• _Information provided_:
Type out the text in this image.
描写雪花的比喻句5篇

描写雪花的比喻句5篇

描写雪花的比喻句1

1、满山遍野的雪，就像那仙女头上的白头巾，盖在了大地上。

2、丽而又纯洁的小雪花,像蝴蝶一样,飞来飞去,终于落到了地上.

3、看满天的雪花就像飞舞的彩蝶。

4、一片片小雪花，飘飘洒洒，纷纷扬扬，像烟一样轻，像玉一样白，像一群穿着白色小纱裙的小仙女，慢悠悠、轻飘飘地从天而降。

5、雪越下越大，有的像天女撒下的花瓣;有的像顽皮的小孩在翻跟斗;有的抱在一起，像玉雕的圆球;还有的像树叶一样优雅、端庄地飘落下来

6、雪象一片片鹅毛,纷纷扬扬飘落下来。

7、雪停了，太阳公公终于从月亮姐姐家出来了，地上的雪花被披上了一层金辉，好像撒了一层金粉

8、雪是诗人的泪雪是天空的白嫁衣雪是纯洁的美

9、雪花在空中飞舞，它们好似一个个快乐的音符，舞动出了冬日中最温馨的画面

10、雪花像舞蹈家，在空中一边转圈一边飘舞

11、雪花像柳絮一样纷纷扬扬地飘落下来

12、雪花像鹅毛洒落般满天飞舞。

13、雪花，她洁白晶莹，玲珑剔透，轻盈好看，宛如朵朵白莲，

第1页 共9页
...
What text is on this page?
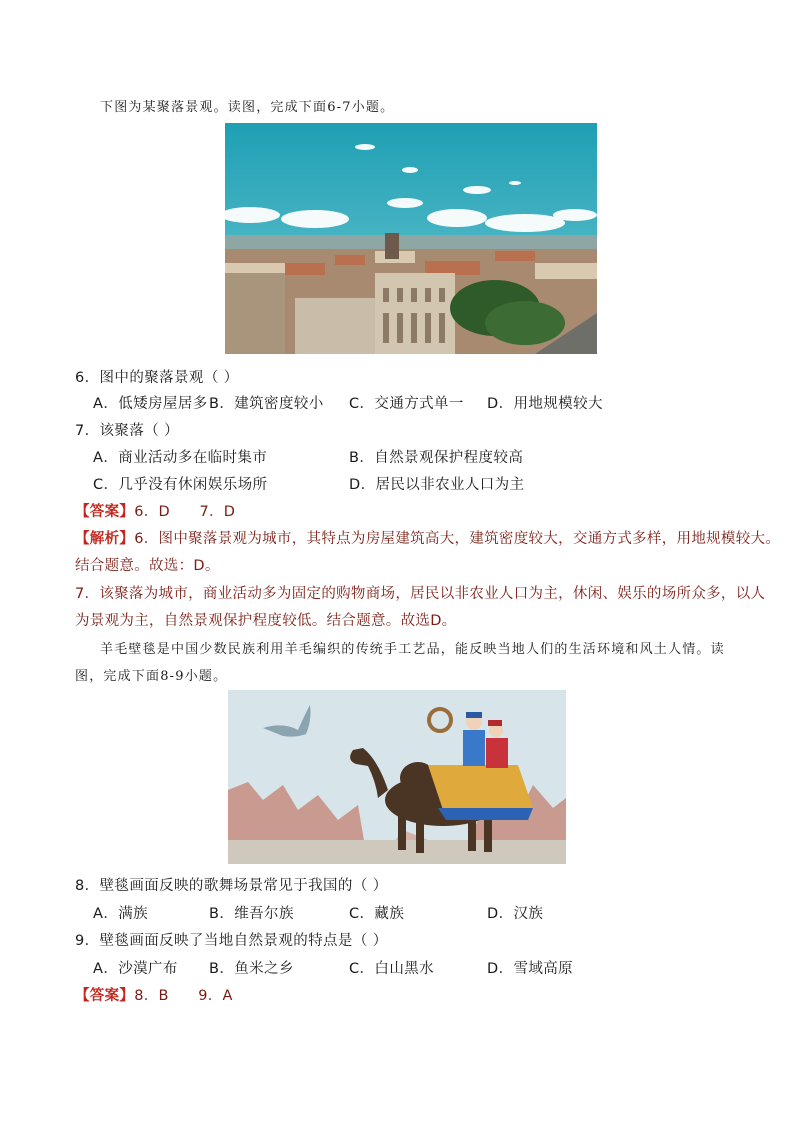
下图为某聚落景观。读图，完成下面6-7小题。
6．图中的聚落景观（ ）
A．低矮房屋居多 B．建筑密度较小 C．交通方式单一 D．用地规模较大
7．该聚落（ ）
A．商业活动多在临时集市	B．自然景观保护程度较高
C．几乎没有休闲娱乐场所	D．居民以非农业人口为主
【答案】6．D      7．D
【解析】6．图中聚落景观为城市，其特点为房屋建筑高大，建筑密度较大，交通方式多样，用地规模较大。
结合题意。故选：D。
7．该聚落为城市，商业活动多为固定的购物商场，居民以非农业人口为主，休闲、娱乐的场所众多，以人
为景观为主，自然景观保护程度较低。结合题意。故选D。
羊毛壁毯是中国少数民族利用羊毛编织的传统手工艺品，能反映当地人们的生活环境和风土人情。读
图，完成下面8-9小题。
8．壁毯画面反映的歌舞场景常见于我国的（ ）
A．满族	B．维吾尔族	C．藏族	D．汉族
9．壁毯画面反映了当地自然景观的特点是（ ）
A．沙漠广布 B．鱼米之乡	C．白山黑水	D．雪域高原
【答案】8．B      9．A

• _Stated task_:
In the entries above, find each line with the string "居民以非农业人口为主" and copy it.

• _Expected output_:
C．几乎没有休闲娱乐场所	D．居民以非农业人口为主
7．该聚落为城市，商业活动多为固定的购物商场，居民以非农业人口为主，休闲、娱乐的场所众多，以人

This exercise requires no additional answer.